Leave out the pictures and copy every record exactly.

################

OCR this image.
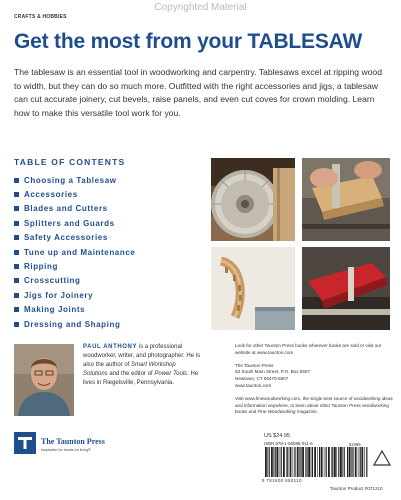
Copyrighted Material
CRAFTS & HOBBIES
Get the most from your TABLESAW

The tablesaw is an essential tool in woodworking and carpentry. Tablesaws excel at ripping wood to width, but they can do so much more. Outfitted with the right accessories and jigs, a tablesaw can cut accurate joinery, cut bevels, raise panels, and even cut coves for crown molding. Learn how to make this versatile tool work for you.

TABLE OF CONTENTS
Choosing a Tablesaw
Accessories
Blades and Cutters
Splitters and Guards
Safety Accessories
Tune up and Maintenance
Ripping
Crosscutting
Jigs for Joinery
Making Joints
Dressing and Shaping

PAUL ANTHONY is a professional woodworker, writer, and photographer. He is also the author of Smart Workshop Solutions and the editor of Power Tools. He lives in Riegelsville, Pennsylvania.

Look for other Taunton Press books wherever books are sold or visit our website at www.taunton.com
The Taunton Press
63 South Main Street, P.O. Box 5507
Newtown, CT 06470-5507
www.taunton.com
Visit www.finewoodworking.com, the single best source of woodworking ideas and information anywhere, to learn about other Taunton Press woodworking books and Fine Woodworking magazine.
The Taunton Press
Inspiration for hands-on living®
US $24.95
ISBN 978-1-60085-011-6	52495
9 781600 850110
Taunton Product #071210
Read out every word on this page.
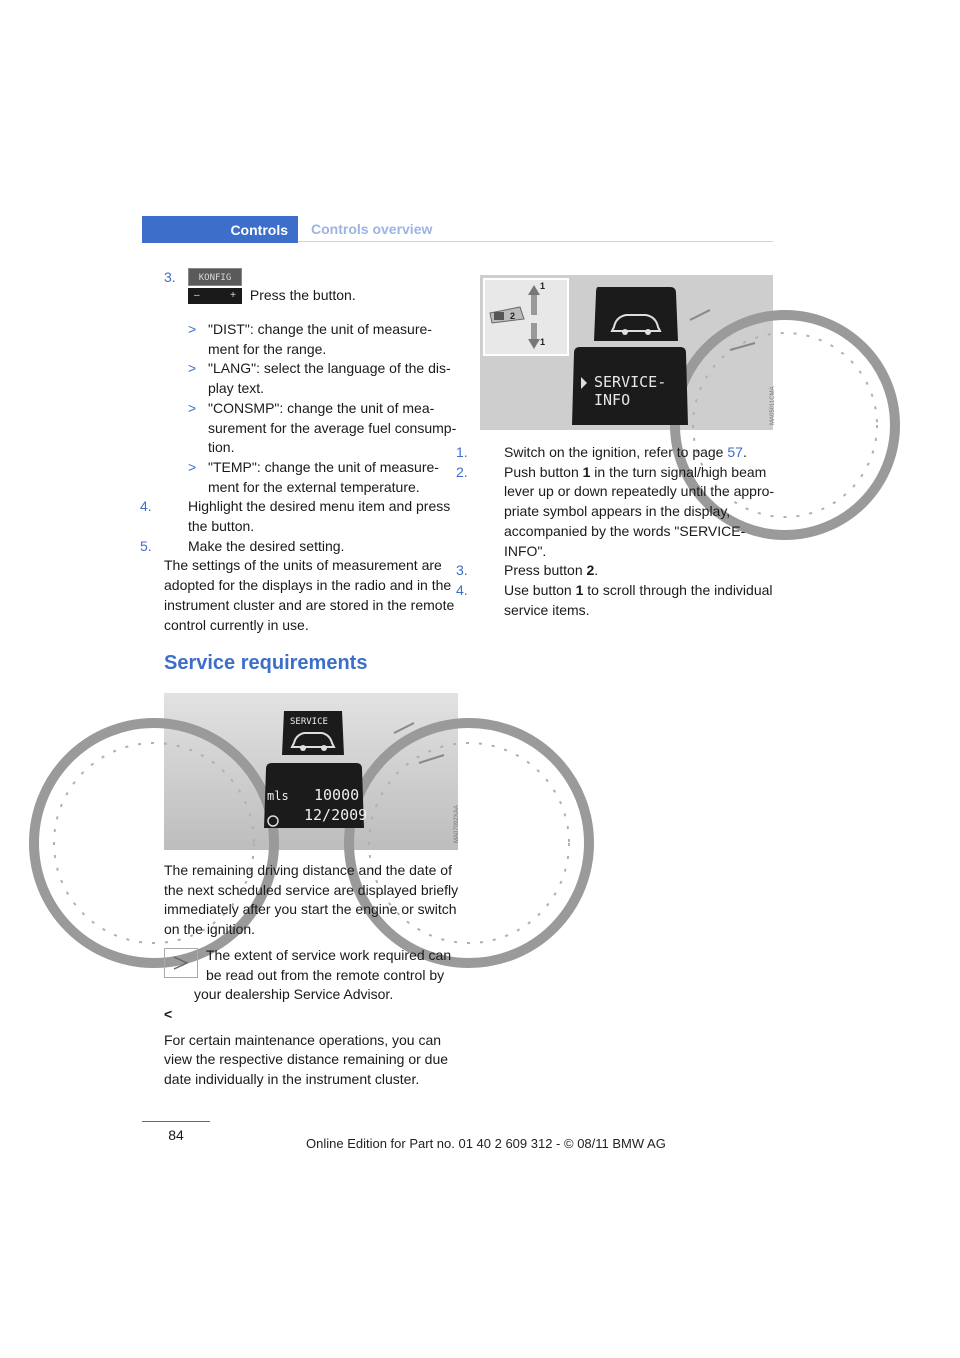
Controls Controls overview
3.	KONFIG
–	+ Press the button.

> "DIST": change the unit of measure-ment for the range.

> "LANG": select the language of the dis-play text.

> "CONSMP": change the unit of mea-surement for the average fuel consump-tion.

> "TEMP": change the unit of measure-ment for the external temperature.

4.	Highlight the desired menu item and press the button.

5.	Make the desired setting.

The settings of the units of measurement are adopted for the displays in the radio and in the instrument cluster and are stored in the remote control currently in use.

Service requirements
SERVICE
mls 10000
12/2009	MA07092XAA

The remaining driving distance and the date of the next scheduled service are displayed briefly immediately after you start the engine or switch on the ignition.

The extent of service work required can be read out from the remote control by your dealership Service Advisor.
<

For certain maintenance operations, you can view the respective distance remaining or due date individually in the instrument cluster.

1
2
1
SERVICE-
INFO	MA05011CMA

1.	Switch on the ignition, refer to page 57.

2.	Push button 1 in the turn signal/high beam lever up or down repeatedly until the appro-priate symbol appears in the display, accompanied by the words "SERVICE-INFO".

3.	Press button 2.

4.	Use button 1 to scroll through the individual service items.

84
Online Edition for Part no. 01 40 2 609 312 - © 08/11 BMW AG
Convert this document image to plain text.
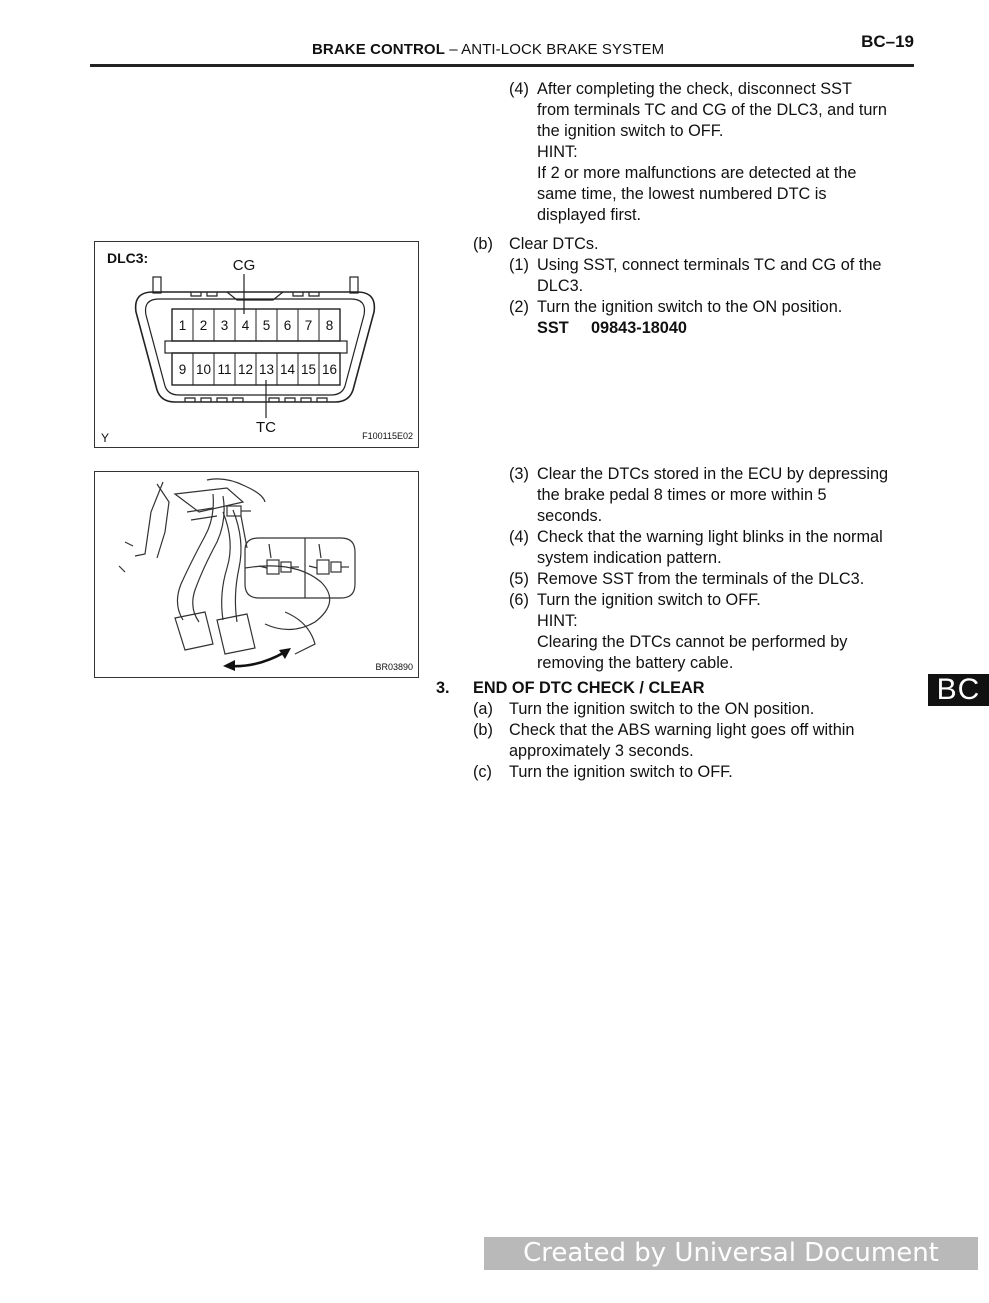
BRAKE CONTROL – ANTI-LOCK BRAKE SYSTEM	BC–19
(4) After completing the check, disconnect SST
from terminals TC and CG of the DLC3, and turn
the ignition switch to OFF.
HINT:
If 2 or more malfunctions are detected at the
same time, the lowest numbered DTC is
displayed first.
(b) Clear DTCs.
(1) Using SST, connect terminals TC and CG of the
DLC3.
(2) Turn the ignition switch to the ON position.
SST 09843-18040
(3) Clear the DTCs stored in the ECU by depressing
the brake pedal 8 times or more within 5
seconds.
(4) Check that the warning light blinks in the normal
system indication pattern.
(5) Remove SST from the terminals of the DLC3.
(6) Turn the ignition switch to OFF.
HINT:
Clearing the DTCs cannot be performed by
removing the battery cable.
3. END OF DTC CHECK / CLEAR
(a) Turn the ignition switch to the ON position.
(b) Check that the ABS warning light goes off within
approximately 3 seconds.
(c) Turn the ignition switch to OFF.
1 2 3 4 5 6 7 8
9 10 11 12 13 14 15 16
DLC3:	CG
TC
Y	F100115E02
BR03890
BC
Created by Universal Document Converter
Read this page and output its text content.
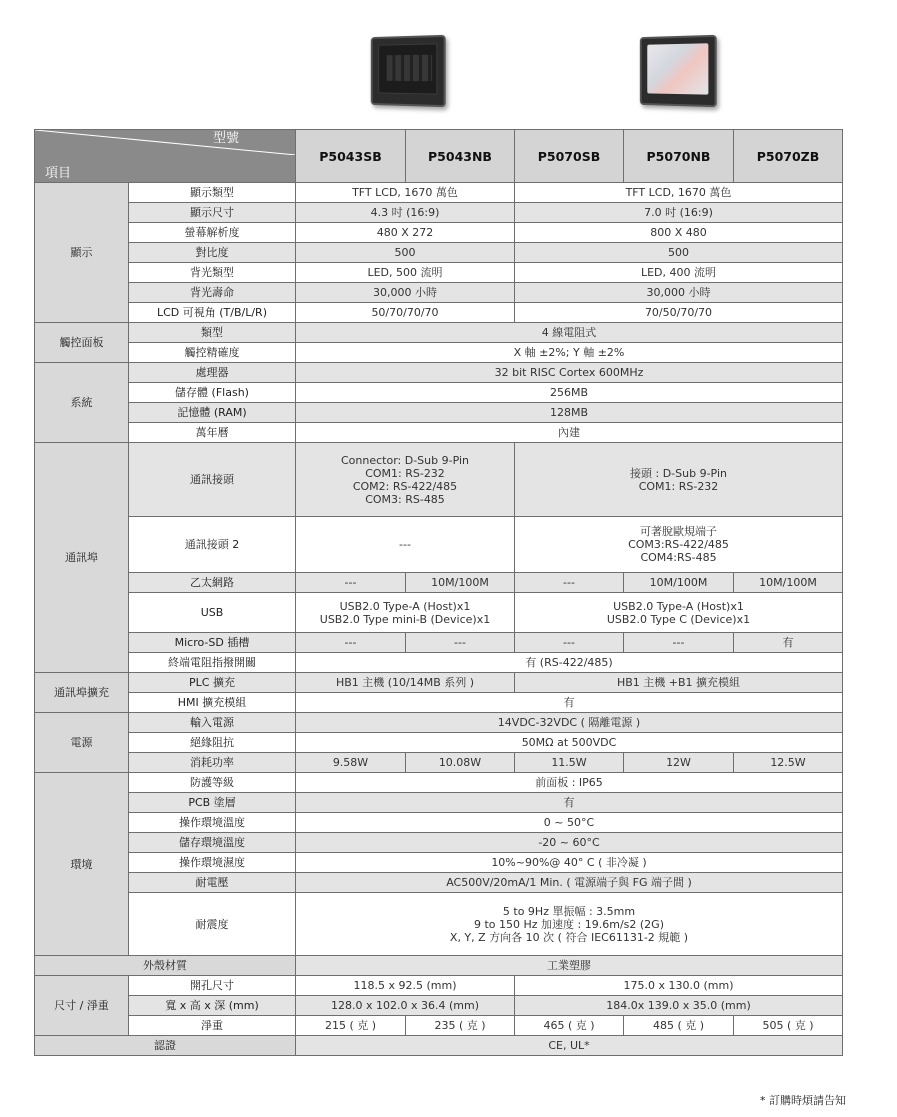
項目

型號		P5043SB	P5043NB	P5070SB	P5070NB	P5070ZB
顯示	顯示類型	TFT LCD, 1670 萬色		TFT LCD, 1670 萬色		
	顯示尺寸	4.3 吋 (16:9)		7.0 吋 (16:9)		
	螢幕解析度	480 X 272		800 X 480		
	對比度	500		500		
	背光類型	LED, 500 流明		LED, 400 流明		
	背光壽命	30,000 小時		30,000 小時		
	LCD 可視角 (T/B/L/R)	50/70/70/70		70/50/70/70		
觸控面板	類型	4 線電阻式				
	觸控精確度	X 軸 ±2%; Y 軸 ±2%				
系統	處理器	32 bit RISC Cortex 600MHz				
	儲存體 (Flash)	256MB				
	記憶體 (RAM)	128MB				
	萬年曆	內建				
通訊埠	通訊接頭	Connector: D-Sub 9-Pin
COM1: RS-232
COM2: RS-422/485
COM3: RS-485		接頭 : D-Sub 9-Pin
COM1: RS-232		
	通訊接頭 2	---		可著脫歐規端子
COM3:RS-422/485
COM4:RS-485		
	乙太網路	---	10M/100M	---	10M/100M	10M/100M
	USB	USB2.0 Type-A (Host)x1
USB2.0 Type mini-B (Device)x1		USB2.0 Type-A (Host)x1
USB2.0 Type C (Device)x1		
	Micro-SD 插槽	---	---	---	---	有
	終端電阻指撥開關	有 (RS-422/485)				
通訊埠擴充	PLC 擴充	HB1 主機 (10/14MB 系列 )		HB1 主機 +B1 擴充模組		
	HMI 擴充模組	有				
電源	輸入電源	14VDC-32VDC ( 隔離電源 )				
	絕緣阻抗	50MΩ at 500VDC				
	消耗功率	9.58W	10.08W	11.5W	12W	12.5W
環境	防護等級	前面板 : IP65				
	PCB 塗層	有				
	操作環境溫度	0 ~ 50°C				
	儲存環境溫度	-20 ~ 60°C				
	操作環境濕度	10%~90%@ 40° C ( 非冷凝 )				
	耐電壓	AC500V/20mA/1 Min. ( 電源端子與 FG 端子間 )				
	耐震度	5 to 9Hz 單振幅 : 3.5mm
9 to 150 Hz 加速度 : 19.6m/s2 (2G)
X, Y, Z 方向各 10 次 ( 符合 IEC61131-2 規範 )				
外殼材質		工業塑膠				
尺寸 / 淨重	開孔尺寸	118.5 x 92.5 (mm)		175.0 x 130.0 (mm)		
	寬 x 高 x 深 (mm)	128.0 x 102.0 x 36.4 (mm)		184.0x 139.0 x 35.0 (mm)		
	淨重	215 ( 克 )	235 ( 克 )	465 ( 克 )	485 ( 克 )	505 ( 克 )
認證		CE, UL*				
* 訂購時煩請告知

################

• Written solution:
OCR this image.
Copyrighted Material
CRAFTS & HOBBIES
Get the most from your TABLESAW

The tablesaw is an essential tool in woodworking and carpentry. Tablesaws excel at ripping wood to width, but they can do so much more. Outfitted with the right accessories and jigs, a tablesaw can cut accurate joinery, cut bevels, raise panels, and even cut coves for crown molding. Learn how to make this versatile tool work for you.

TABLE OF CONTENTS
Choosing a Tablesaw
Accessories
Blades and Cutters
Splitters and Guards
Safety Accessories
Tune up and Maintenance
Ripping
Crosscutting
Jigs for Joinery
Making Joints
Dressing and Shaping

PAUL ANTHONY is a professional woodworker, writer, and photographer. He is also the author of Smart Workshop Solutions and the editor of Power Tools. He lives in Riegelsville, Pennsylvania.

Look for other Taunton Press books wherever books are sold or visit our website at www.taunton.com
The Taunton Press
63 South Main Street, P.O. Box 5507
Newtown, CT 06470-5507
www.taunton.com
Visit www.finewoodworking.com, the single best source of woodworking ideas and information anywhere, to learn about other Taunton Press woodworking books and Fine Woodworking magazine.
The Taunton Press
Inspiration for hands-on living®
US $24.95
ISBN 978-1-60085-011-6	52495
9 781600 850110
Taunton Product #071210
Read out every word on this page.
Controls Controls overview
3.	KONFIG
–	+ Press the button.

> "DIST": change the unit of measure-ment for the range.

> "LANG": select the language of the dis-play text.

> "CONSMP": change the unit of mea-surement for the average fuel consump-tion.

> "TEMP": change the unit of measure-ment for the external temperature.

4.	Highlight the desired menu item and press the button.

5.	Make the desired setting.

The settings of the units of measurement are adopted for the displays in the radio and in the instrument cluster and are stored in the remote control currently in use.

Service requirements
SERVICE
mls 10000
12/2009	MA07092XAA

The remaining driving distance and the date of the next scheduled service are displayed briefly immediately after you start the engine or switch on the ignition.

The extent of service work required can be read out from the remote control by your dealership Service Advisor.
<

For certain maintenance operations, you can view the respective distance remaining or due date individually in the instrument cluster.

1
2
1
SERVICE-
INFO	MA05011CMA

1.	Switch on the ignition, refer to page 57.

2.	Push button 1 in the turn signal/high beam lever up or down repeatedly until the appro-priate symbol appears in the display, accompanied by the words "SERVICE-INFO".

3.	Press button 2.

4.	Use button 1 to scroll through the individual service items.

84
Online Edition for Part no. 01 40 2 609 312 - © 08/11 BMW AG
Convert this document image to plain text.
BRAKE CONTROL – ANTI-LOCK BRAKE SYSTEM	BC–19
(4) After completing the check, disconnect SST
from terminals TC and CG of the DLC3, and turn
the ignition switch to OFF.
HINT:
If 2 or more malfunctions are detected at the
same time, the lowest numbered DTC is
displayed first.
(b) Clear DTCs.
(1) Using SST, connect terminals TC and CG of the
DLC3.
(2) Turn the ignition switch to the ON position.
SST 09843-18040
(3) Clear the DTCs stored in the ECU by depressing
the brake pedal 8 times or more within 5
seconds.
(4) Check that the warning light blinks in the normal
system indication pattern.
(5) Remove SST from the terminals of the DLC3.
(6) Turn the ignition switch to OFF.
HINT:
Clearing the DTCs cannot be performed by
removing the battery cable.
3. END OF DTC CHECK / CLEAR
(a) Turn the ignition switch to the ON position.
(b) Check that the ABS warning light goes off within
approximately 3 seconds.
(c) Turn the ignition switch to OFF.
1 2 3 4 5 6 7 8
9 10 11 12 13 14 15 16
DLC3:	CG
TC
Y	F100115E02
BR03890
BC
Created by Universal Document Converter
Read this page and output its text content.
項目

型號		P5043SB	P5043NB	P5070SB	P5070NB	P5070ZB
顯示	顯示類型	TFT LCD, 1670 萬色		TFT LCD, 1670 萬色		
	顯示尺寸	4.3 吋 (16:9)		7.0 吋 (16:9)		
	螢幕解析度	480 X 272		800 X 480		
	對比度	500		500		
	背光類型	LED, 500 流明		LED, 400 流明		
	背光壽命	30,000 小時		30,000 小時		
	LCD 可視角 (T/B/L/R)	50/70/70/70		70/50/70/70		
觸控面板	類型	4 線電阻式				
	觸控精確度	X 軸 ±2%; Y 軸 ±2%				
系統	處理器	32 bit RISC Cortex 600MHz				
	儲存體 (Flash)	256MB				
	記憶體 (RAM)	128MB				
	萬年曆	內建				
通訊埠	通訊接頭	Connector: D-Sub 9-Pin
COM1: RS-232
COM2: RS-422/485
COM3: RS-485		接頭 : D-Sub 9-Pin
COM1: RS-232		
	通訊接頭 2	---		可著脫歐規端子
COM3:RS-422/485
COM4:RS-485		
	乙太網路	---	10M/100M	---	10M/100M	10M/100M
	USB	USB2.0 Type-A (Host)x1
USB2.0 Type mini-B (Device)x1		USB2.0 Type-A (Host)x1
USB2.0 Type C (Device)x1		
	Micro-SD 插槽	---	---	---	---	有
	終端電阻指撥開關	有 (RS-422/485)				
通訊埠擴充	PLC 擴充	HB1 主機 (10/14MB 系列 )		HB1 主機 +B1 擴充模組		
	HMI 擴充模組	有				
電源	輸入電源	14VDC-32VDC ( 隔離電源 )				
	絕緣阻抗	50MΩ at 500VDC				
	消耗功率	9.58W	10.08W	11.5W	12W	12.5W
環境	防護等級	前面板 : IP65				
	PCB 塗層	有				
	操作環境溫度	0 ~ 50°C				
	儲存環境溫度	-20 ~ 60°C				
	操作環境濕度	10%~90%@ 40° C ( 非冷凝 )				
	耐電壓	AC500V/20mA/1 Min. ( 電源端子與 FG 端子間 )				
	耐震度	5 to 9Hz 單振幅 : 3.5mm
9 to 150 Hz 加速度 : 19.6m/s2 (2G)
X, Y, Z 方向各 10 次 ( 符合 IEC61131-2 規範 )				
外殼材質		工業塑膠				
尺寸 / 淨重	開孔尺寸	118.5 x 92.5 (mm)		175.0 x 130.0 (mm)		
	寬 x 高 x 深 (mm)	128.0 x 102.0 x 36.4 (mm)		184.0x 139.0 x 35.0 (mm)		
	淨重	215 ( 克 )	235 ( 克 )	465 ( 克 )	485 ( 克 )	505 ( 克 )
認證		CE, UL*				
* 訂購時煩請告知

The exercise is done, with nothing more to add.